■ **Exercise objective**
Copy each line of the entries that contains the word "JSON".

+++ Given data

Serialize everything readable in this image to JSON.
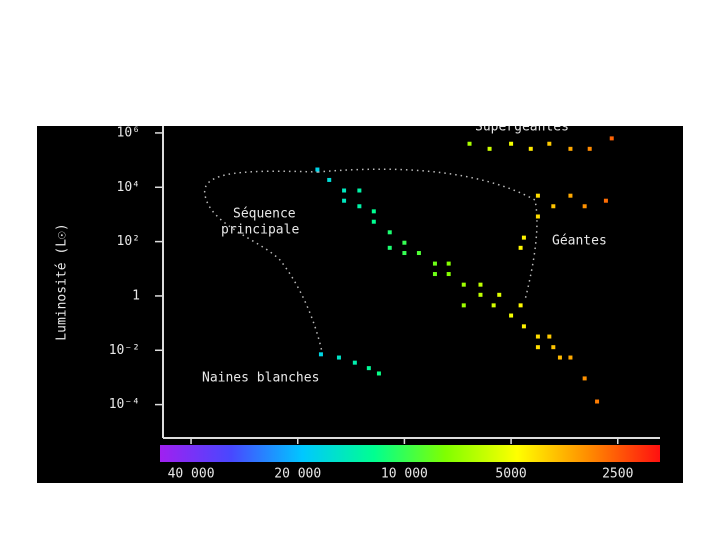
{
  "chart_data": {
    "type": "scatter",
    "ylabel": "Luminosité (L☉)",
    "annotations": [
      {
        "lines": [
          "Supergéantes"
        ]
      },
      {
        "lines": [
          "Géantes"
        ]
      },
      {
        "lines": [
          "Séquence",
          "principale"
        ]
      },
      {
        "lines": [
          "Naines blanches"
        ]
      }
    ],
    "xscale": "log",
    "yscale": "log",
    "xlim": [
      48000,
      1900
    ],
    "xticks": [
      {
        "value": 40000,
        "label": "40 000"
      },
      {
        "value": 20000,
        "label": "20 000"
      },
      {
        "value": 10000,
        "label": "10 000"
      },
      5000,
      2500
    ],
    "ylim": [
      5.9e-06,
      1800000
    ],
    "yticks": [
      {
        "value": 1000000,
        "label": "10⁶"
      },
      {
        "value": 10000,
        "label": "10⁴"
      },
      {
        "value": 100,
        "label": "10²"
      },
      1,
      {
        "value": 0.01,
        "label": "10⁻²"
      },
      {
        "value": 0.0001,
        "label": "10⁻⁴"
      }
    ],
    "colormap": [
      "#a020f0",
      "#4848ff",
      "#00c8ff",
      "#00ff90",
      "#80ff00",
      "#ffff00",
      "#ff8c00",
      "#ff1010"
    ],
    "x": [
      17600,
      16300,
      14800,
      14800,
      13400,
      12200,
      11000,
      10000,
      9100,
      8200,
      7500,
      6800,
      6100,
      5600,
      5000,
      4600,
      4200,
      3800,
      3400,
      3100,
      2860,
      13400,
      11000,
      7500,
      6100,
      5400,
      4700,
      3900,
      3640,
      4200,
      6800,
      8200,
      10000,
      12200,
      4200,
      3800,
      3400,
      3100,
      2700,
      4600,
      4700,
      4200,
      6550,
      5750,
      5000,
      4400,
      3900,
      3400,
      3000,
      2600,
      17200,
      15300,
      13800,
      12600,
      11800
    ],
    "values": [
      45000,
      18600,
      7600,
      3200,
      2000,
      540,
      220,
      91,
      38,
      15.5,
      6.4,
      2.6,
      1.1,
      0.45,
      0.19,
      0.076,
      0.032,
      0.013,
      0.0054,
      0.00092,
      0.00013,
      7600,
      59,
      15.5,
      2.6,
      1.1,
      0.45,
      0.032,
      0.0054,
      0.013,
      0.45,
      6.4,
      38,
      1300,
      4900,
      2000,
      4900,
      2000,
      3200,
      140,
      59,
      840,
      400000,
      260000,
      400000,
      260000,
      400000,
      260000,
      260000,
      630000,
      0.0071,
      0.0054,
      0.0035,
      0.0022,
      0.0014
    ]
  }
}
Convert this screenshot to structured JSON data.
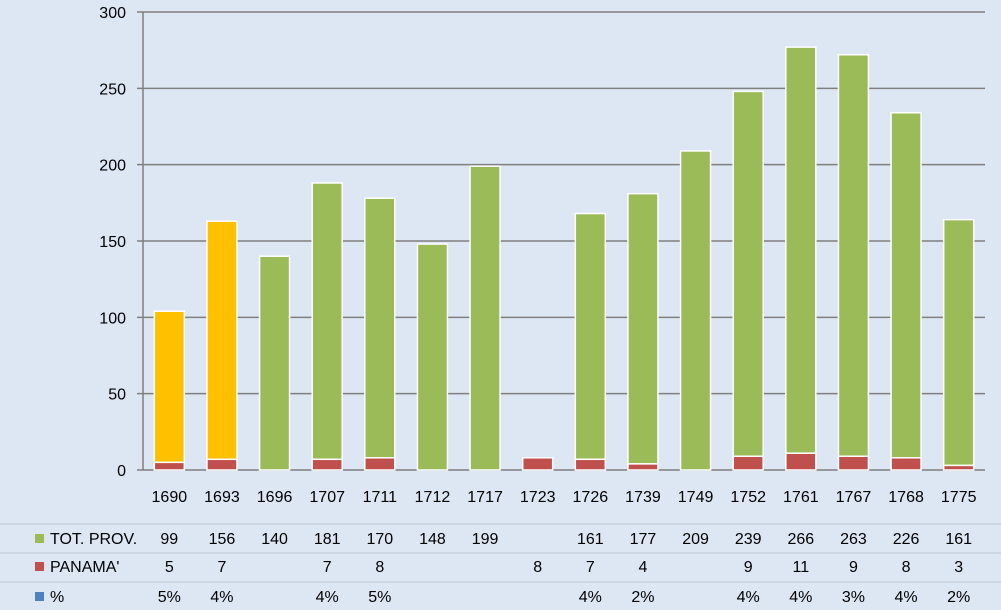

++++++

■ **Solution for this task**
Serialize everything readable in this image to JSON.
Convert this screenshot to structured JSON data.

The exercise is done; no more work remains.